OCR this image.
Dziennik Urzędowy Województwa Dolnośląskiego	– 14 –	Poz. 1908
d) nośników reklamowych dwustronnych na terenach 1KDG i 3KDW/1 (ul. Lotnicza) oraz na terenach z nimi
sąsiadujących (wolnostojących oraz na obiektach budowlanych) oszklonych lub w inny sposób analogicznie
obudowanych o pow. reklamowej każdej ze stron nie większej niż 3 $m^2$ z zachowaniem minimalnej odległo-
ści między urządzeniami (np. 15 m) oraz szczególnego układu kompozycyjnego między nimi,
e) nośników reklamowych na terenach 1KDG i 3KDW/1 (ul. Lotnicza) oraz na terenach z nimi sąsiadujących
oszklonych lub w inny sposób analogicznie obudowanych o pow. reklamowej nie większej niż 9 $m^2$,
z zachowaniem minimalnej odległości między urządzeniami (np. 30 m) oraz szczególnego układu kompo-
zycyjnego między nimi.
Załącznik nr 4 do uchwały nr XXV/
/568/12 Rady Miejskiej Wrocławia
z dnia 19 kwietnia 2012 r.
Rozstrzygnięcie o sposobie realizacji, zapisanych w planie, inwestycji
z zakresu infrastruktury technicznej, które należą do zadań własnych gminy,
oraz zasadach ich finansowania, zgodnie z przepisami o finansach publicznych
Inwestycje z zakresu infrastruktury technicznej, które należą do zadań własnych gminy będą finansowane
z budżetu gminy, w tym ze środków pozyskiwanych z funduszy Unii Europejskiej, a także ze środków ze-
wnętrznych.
---
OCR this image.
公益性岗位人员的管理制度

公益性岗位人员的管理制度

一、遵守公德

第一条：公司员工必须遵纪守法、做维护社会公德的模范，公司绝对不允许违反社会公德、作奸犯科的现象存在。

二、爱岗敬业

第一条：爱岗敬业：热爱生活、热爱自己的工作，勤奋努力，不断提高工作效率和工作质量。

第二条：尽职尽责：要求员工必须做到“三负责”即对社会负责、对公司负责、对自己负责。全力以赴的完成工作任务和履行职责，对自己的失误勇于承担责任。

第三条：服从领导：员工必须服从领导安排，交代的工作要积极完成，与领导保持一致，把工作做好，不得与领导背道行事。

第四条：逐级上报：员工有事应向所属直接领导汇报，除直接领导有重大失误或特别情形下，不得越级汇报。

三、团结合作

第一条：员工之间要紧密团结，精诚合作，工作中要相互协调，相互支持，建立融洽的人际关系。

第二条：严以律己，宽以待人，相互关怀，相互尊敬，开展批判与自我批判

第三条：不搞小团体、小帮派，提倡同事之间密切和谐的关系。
...
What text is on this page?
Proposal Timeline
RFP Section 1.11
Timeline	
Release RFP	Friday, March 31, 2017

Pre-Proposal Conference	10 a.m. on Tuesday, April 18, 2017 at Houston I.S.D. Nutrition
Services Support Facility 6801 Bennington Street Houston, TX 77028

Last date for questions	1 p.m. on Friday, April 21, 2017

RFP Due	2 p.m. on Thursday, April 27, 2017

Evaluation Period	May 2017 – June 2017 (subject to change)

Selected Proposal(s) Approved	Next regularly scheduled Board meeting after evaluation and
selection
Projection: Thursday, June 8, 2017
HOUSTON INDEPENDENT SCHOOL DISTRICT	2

## What is needed
From the records above, how many lines include the word "nośników"? Only the number is wanted.

## Solution
2